*To be done*: In the data below, find every line that has the string "xlabel", and copy it.
** Start of Data for this task **
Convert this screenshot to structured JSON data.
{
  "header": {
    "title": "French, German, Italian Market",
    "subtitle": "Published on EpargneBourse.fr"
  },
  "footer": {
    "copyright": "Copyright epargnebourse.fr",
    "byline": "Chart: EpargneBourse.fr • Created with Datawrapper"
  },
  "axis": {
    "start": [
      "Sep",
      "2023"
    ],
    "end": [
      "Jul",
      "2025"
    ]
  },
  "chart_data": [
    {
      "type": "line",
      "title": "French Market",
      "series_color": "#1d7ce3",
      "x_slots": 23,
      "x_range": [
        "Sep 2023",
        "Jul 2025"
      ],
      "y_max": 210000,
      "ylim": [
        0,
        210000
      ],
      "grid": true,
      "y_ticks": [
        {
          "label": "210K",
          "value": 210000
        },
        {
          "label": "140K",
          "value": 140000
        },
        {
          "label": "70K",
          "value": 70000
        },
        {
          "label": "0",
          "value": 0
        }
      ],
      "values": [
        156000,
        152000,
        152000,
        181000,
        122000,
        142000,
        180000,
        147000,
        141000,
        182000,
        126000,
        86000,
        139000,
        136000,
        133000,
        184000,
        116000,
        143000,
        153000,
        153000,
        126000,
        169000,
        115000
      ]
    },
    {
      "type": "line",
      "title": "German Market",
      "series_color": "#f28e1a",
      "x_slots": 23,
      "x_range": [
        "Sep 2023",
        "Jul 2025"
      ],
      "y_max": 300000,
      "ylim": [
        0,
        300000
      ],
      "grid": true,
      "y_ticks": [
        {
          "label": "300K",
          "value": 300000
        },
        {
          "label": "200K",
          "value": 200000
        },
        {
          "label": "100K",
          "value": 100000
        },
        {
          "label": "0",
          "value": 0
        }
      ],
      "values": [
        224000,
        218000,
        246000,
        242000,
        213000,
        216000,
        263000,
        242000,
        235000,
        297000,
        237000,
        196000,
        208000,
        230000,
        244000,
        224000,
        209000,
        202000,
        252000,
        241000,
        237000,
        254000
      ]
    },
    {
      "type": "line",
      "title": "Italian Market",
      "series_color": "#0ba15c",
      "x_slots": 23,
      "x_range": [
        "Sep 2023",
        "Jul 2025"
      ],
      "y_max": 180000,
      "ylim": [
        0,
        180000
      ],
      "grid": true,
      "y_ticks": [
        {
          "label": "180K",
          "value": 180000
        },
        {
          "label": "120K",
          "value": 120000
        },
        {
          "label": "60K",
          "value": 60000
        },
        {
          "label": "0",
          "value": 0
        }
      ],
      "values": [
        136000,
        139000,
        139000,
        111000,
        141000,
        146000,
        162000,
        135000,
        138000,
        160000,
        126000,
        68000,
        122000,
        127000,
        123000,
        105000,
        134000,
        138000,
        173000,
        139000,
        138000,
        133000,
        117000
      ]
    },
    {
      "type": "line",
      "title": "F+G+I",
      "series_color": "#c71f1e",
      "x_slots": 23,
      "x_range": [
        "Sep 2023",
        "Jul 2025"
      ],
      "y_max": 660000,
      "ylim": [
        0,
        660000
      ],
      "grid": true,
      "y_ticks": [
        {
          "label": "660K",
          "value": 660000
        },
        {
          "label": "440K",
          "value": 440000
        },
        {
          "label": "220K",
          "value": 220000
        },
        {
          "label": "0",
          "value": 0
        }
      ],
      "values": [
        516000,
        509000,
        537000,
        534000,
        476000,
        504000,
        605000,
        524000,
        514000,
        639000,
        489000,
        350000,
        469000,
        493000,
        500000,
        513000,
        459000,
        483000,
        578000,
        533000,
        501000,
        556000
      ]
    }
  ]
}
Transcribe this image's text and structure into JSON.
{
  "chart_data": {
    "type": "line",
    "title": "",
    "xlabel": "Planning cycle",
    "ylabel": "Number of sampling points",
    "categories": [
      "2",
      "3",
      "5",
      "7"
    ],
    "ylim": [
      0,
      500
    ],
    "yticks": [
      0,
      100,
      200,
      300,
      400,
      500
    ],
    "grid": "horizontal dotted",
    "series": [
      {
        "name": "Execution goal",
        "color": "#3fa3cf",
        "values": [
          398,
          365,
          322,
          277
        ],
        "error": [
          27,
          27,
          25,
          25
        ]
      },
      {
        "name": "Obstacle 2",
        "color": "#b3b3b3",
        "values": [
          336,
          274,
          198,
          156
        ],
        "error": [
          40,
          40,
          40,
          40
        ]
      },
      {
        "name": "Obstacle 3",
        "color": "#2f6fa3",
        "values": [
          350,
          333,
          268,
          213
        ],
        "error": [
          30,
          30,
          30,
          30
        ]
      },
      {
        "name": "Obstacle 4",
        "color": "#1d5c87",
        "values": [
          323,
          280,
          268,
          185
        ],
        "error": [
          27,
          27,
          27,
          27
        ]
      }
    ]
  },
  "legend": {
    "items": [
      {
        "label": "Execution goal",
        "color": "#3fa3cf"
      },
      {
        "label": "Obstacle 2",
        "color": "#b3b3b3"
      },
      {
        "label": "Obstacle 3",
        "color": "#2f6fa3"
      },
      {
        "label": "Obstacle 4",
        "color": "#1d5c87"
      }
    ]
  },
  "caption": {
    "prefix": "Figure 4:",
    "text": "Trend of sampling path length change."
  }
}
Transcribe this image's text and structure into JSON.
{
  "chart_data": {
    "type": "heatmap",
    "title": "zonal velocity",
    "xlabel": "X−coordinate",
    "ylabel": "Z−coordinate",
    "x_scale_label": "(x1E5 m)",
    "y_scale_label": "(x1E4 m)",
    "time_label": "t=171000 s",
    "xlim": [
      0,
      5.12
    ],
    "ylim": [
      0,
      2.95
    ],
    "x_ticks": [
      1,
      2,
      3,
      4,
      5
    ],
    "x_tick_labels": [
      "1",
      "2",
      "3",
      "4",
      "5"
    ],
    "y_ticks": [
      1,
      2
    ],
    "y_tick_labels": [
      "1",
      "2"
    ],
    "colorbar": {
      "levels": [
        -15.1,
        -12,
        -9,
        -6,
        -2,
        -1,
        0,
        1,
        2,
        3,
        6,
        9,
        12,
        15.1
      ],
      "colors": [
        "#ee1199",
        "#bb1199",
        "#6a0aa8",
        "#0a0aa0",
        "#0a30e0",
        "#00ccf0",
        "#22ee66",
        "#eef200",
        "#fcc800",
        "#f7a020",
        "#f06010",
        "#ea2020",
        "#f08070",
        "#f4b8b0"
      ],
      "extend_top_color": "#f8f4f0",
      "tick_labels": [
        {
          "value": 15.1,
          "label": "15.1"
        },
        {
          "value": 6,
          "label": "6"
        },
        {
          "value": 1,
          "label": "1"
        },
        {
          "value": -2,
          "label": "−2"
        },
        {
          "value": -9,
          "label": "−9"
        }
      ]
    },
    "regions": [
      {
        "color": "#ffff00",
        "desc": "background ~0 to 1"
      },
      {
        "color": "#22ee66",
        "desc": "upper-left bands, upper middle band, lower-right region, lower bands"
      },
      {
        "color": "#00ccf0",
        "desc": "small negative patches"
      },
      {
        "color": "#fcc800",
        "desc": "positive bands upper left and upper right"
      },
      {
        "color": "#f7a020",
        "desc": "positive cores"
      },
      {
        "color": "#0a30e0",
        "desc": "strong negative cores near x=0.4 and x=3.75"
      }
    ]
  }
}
** End of Data for this task **
*Task solution*:
    "xlabel": "Planning cycle",
    "xlabel": "X−coordinate",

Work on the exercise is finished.